REQUIREMENTS:
Wherever the word "this" turns up in a line of the entries, copy that line.

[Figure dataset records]

□ □ □

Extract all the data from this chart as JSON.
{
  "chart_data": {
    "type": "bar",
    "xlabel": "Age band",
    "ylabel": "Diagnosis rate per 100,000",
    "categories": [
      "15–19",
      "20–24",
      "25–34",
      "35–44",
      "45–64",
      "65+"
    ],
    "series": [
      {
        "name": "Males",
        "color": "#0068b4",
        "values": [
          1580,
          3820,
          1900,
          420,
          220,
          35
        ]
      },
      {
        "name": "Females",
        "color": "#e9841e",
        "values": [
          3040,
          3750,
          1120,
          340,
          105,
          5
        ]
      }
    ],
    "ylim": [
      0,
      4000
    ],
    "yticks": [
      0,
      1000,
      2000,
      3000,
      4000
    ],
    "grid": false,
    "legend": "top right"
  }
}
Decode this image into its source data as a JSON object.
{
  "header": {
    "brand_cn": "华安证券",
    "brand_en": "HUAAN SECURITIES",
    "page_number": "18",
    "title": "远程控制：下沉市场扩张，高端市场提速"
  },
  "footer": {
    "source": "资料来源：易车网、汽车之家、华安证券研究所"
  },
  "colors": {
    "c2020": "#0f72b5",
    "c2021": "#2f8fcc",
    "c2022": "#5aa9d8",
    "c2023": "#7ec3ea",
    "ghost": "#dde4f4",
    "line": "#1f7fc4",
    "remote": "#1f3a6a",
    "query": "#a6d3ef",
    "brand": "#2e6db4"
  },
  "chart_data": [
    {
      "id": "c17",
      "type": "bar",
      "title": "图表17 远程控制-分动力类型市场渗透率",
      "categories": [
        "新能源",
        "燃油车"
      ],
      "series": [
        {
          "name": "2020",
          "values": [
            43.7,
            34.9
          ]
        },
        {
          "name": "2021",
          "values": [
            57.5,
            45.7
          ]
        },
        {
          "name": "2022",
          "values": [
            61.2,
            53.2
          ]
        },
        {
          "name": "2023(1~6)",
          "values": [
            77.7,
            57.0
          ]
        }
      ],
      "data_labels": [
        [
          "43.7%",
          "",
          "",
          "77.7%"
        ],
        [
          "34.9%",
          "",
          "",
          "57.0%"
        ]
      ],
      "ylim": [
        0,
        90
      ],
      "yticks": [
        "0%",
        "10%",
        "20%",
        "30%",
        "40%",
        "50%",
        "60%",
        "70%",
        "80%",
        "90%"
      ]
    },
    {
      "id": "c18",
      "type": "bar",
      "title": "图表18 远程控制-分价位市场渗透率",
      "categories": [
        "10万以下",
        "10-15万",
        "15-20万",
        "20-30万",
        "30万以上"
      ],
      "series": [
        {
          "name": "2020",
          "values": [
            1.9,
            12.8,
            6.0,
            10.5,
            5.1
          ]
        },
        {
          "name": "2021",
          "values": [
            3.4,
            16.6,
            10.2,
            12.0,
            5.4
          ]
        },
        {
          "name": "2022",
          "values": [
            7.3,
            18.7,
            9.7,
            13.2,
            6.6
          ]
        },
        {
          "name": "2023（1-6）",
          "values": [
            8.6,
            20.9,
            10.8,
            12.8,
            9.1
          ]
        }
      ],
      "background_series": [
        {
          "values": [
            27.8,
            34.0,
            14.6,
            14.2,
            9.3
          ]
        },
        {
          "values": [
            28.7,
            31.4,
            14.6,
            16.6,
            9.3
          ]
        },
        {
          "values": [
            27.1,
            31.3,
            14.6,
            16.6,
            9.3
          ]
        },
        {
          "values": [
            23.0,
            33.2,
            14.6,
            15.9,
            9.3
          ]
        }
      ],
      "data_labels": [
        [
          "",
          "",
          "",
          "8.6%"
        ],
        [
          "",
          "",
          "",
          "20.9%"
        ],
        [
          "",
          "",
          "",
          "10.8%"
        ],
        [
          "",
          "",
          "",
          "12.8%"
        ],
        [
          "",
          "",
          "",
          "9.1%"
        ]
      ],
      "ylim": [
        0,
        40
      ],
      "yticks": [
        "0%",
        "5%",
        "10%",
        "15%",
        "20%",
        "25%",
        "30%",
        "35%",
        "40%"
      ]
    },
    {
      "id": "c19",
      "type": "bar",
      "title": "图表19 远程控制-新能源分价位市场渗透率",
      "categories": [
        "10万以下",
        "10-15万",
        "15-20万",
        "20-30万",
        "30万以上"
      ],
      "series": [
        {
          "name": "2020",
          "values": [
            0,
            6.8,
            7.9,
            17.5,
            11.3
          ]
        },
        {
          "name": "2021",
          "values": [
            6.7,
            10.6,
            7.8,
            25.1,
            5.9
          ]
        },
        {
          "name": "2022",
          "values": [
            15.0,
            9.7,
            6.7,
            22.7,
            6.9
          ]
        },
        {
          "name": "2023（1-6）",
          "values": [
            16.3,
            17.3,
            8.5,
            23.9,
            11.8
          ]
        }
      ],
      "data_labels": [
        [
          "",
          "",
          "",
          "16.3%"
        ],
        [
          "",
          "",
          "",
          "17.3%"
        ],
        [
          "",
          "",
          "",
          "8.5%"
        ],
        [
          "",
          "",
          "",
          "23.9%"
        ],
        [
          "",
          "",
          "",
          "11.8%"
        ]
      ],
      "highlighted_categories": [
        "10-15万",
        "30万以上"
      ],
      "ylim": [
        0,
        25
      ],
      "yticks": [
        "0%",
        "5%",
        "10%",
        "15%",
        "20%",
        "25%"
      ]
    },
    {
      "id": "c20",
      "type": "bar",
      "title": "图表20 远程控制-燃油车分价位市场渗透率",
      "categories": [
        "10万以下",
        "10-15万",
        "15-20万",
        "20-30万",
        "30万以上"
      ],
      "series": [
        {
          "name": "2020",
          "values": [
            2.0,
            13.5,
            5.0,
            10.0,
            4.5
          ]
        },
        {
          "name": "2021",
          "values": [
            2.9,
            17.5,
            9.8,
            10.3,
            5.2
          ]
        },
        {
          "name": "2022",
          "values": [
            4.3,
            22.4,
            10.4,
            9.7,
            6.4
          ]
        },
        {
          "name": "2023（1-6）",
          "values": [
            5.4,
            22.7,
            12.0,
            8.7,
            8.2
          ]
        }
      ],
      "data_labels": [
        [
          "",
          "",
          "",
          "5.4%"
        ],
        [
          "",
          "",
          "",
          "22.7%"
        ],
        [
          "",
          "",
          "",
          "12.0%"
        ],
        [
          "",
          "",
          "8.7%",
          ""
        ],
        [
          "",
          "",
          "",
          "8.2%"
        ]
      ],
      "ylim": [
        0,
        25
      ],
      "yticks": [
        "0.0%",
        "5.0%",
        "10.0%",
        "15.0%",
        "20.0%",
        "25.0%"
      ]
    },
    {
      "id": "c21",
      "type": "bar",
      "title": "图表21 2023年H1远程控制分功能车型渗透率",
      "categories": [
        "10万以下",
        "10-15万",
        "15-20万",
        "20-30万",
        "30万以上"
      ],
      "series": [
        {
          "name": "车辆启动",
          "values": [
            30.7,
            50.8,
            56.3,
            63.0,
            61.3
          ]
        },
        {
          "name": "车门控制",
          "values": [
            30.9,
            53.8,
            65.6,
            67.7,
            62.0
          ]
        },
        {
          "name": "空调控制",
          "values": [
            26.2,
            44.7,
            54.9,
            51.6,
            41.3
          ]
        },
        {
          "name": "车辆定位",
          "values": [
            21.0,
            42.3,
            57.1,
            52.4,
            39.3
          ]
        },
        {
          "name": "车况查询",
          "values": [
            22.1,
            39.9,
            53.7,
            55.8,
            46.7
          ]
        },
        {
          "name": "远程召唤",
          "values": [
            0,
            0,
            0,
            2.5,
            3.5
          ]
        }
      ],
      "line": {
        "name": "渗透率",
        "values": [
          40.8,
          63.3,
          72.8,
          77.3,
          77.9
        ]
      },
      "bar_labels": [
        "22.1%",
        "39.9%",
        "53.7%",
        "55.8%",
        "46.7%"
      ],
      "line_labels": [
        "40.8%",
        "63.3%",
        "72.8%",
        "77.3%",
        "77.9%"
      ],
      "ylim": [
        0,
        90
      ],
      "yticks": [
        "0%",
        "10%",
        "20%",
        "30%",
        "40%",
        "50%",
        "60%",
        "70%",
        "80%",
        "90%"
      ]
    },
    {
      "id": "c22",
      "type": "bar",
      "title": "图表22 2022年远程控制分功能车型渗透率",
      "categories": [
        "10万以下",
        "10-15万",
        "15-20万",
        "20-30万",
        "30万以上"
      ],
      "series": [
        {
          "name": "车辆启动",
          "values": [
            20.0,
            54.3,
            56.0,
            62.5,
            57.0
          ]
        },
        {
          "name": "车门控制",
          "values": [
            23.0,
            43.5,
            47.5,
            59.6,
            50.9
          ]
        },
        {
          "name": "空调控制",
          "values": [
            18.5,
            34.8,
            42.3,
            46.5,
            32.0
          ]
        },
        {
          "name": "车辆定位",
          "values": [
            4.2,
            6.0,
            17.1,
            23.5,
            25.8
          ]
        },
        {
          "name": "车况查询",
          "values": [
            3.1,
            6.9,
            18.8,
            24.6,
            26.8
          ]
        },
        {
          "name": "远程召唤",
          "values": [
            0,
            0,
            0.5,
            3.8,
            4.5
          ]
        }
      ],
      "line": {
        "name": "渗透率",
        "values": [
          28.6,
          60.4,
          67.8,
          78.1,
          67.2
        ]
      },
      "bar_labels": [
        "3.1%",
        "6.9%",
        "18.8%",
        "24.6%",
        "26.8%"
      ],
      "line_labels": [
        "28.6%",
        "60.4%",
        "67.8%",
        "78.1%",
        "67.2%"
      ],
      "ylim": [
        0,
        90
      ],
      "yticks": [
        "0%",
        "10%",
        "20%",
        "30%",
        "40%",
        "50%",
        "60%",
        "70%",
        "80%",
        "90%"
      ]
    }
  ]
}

□ □ □

THE RESULT:
Extract all the data from this chart as JSON.
Decode this image into its source data as a JSON object.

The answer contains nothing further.